* Begin *

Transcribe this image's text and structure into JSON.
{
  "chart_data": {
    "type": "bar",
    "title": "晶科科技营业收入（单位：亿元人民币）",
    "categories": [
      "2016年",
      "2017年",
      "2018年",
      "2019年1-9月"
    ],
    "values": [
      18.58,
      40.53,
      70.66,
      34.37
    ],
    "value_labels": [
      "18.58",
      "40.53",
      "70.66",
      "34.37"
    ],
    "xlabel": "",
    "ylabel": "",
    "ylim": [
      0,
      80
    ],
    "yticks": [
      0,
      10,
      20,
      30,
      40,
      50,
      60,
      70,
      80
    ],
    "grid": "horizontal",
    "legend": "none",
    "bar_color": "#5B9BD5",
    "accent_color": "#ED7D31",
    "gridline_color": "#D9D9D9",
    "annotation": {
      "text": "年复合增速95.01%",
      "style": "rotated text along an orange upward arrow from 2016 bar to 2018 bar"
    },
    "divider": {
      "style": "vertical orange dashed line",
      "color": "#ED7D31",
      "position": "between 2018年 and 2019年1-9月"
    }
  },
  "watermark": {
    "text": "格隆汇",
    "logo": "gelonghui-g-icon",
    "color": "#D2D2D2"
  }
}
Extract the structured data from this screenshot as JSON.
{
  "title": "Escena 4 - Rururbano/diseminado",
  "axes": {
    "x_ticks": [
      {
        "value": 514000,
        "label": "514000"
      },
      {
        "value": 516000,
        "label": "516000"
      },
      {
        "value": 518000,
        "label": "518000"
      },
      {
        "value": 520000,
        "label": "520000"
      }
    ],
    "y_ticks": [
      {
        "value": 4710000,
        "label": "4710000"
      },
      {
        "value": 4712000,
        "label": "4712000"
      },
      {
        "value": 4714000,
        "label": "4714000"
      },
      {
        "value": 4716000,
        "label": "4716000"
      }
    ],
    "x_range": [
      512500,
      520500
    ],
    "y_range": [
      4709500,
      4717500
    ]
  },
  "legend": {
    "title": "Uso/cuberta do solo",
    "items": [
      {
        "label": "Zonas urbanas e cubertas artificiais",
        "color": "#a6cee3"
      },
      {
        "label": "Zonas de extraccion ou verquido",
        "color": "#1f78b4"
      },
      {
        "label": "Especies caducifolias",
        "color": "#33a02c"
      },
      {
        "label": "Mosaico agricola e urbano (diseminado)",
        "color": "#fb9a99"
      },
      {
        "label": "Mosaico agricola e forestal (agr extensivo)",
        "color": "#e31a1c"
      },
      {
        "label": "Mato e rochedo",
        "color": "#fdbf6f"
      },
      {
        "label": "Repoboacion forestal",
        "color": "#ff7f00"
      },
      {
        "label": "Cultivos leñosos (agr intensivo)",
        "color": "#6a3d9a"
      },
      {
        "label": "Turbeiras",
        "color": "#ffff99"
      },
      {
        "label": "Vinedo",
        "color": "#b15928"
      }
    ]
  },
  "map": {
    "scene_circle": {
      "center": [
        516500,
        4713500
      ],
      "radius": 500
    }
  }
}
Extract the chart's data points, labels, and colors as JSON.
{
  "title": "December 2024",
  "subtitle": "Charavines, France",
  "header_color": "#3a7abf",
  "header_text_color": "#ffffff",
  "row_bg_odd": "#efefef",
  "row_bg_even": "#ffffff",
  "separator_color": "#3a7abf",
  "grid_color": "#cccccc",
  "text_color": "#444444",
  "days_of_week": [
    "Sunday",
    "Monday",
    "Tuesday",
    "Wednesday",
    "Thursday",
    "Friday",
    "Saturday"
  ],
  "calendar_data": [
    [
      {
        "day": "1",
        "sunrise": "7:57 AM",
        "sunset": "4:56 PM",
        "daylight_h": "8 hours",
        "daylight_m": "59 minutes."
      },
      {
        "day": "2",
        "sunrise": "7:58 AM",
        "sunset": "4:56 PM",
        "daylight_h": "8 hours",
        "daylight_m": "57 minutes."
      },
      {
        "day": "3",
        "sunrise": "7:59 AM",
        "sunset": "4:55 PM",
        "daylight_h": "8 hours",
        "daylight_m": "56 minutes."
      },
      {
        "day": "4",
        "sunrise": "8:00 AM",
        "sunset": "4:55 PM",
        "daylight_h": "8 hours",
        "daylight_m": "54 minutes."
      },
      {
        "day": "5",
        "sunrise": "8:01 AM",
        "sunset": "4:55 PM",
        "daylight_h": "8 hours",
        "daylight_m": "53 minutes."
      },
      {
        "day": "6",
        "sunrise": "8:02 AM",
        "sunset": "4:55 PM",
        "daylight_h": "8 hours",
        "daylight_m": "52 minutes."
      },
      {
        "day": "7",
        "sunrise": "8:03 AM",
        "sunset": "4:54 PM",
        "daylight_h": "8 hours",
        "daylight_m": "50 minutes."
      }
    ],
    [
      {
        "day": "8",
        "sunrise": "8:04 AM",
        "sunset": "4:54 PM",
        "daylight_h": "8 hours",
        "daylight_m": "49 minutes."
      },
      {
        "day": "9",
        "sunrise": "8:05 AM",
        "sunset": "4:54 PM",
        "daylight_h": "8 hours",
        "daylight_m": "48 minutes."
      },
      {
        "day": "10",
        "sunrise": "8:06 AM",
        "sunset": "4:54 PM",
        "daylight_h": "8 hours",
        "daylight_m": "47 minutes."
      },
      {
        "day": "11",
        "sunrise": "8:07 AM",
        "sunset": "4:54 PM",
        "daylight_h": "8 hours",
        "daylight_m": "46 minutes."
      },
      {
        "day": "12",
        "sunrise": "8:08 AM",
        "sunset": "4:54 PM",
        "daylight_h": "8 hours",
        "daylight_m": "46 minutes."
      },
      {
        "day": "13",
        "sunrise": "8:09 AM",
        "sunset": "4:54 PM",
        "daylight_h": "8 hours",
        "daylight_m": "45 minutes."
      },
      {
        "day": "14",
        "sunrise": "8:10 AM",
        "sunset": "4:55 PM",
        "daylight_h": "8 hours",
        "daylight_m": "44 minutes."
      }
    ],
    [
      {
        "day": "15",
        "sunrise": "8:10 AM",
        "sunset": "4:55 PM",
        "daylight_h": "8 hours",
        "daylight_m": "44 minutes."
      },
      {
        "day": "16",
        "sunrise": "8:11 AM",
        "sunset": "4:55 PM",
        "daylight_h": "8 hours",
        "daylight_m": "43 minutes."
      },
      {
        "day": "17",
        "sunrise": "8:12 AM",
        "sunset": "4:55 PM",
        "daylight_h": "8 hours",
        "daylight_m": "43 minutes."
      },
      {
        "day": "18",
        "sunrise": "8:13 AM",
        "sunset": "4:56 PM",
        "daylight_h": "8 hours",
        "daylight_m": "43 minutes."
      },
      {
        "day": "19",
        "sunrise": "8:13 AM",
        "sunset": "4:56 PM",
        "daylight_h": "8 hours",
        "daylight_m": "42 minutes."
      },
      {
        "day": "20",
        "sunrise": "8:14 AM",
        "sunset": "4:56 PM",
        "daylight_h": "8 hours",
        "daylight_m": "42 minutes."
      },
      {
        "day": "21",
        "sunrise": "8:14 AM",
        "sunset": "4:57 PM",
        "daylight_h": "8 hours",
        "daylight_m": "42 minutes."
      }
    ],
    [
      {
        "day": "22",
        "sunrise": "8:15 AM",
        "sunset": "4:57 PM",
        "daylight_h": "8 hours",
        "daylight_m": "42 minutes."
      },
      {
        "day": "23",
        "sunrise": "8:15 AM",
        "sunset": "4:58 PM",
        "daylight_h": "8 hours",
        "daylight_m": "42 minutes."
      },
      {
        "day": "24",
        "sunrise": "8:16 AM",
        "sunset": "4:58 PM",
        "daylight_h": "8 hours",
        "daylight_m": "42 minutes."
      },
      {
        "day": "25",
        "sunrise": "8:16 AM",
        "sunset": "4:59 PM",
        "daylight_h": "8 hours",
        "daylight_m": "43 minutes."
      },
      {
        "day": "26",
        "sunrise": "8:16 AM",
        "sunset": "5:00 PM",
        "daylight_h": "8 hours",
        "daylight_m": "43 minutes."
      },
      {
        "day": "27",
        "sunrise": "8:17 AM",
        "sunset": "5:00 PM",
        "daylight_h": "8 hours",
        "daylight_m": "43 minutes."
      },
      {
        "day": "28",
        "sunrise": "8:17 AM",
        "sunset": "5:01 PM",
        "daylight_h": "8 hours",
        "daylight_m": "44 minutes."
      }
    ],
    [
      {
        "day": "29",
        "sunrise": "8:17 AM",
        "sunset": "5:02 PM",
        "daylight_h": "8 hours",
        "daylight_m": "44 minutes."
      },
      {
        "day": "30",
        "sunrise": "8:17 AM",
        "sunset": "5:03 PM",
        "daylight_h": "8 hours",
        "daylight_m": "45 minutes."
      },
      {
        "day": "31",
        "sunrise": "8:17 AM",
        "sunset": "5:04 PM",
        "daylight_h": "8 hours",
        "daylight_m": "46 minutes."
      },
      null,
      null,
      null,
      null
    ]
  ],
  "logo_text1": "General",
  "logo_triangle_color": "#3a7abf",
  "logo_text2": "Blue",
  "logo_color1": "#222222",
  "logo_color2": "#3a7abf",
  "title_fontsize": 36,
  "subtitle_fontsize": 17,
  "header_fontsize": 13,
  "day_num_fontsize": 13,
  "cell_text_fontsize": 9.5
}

* End *

* WHAT IS NEEDED: Locate each line with the word "Zonas" and copy it.

* SOLUTION BELOW:
        "label": "Zonas urbanas e cubertas artificiais",
        "label": "Zonas de extraccion ou verquido",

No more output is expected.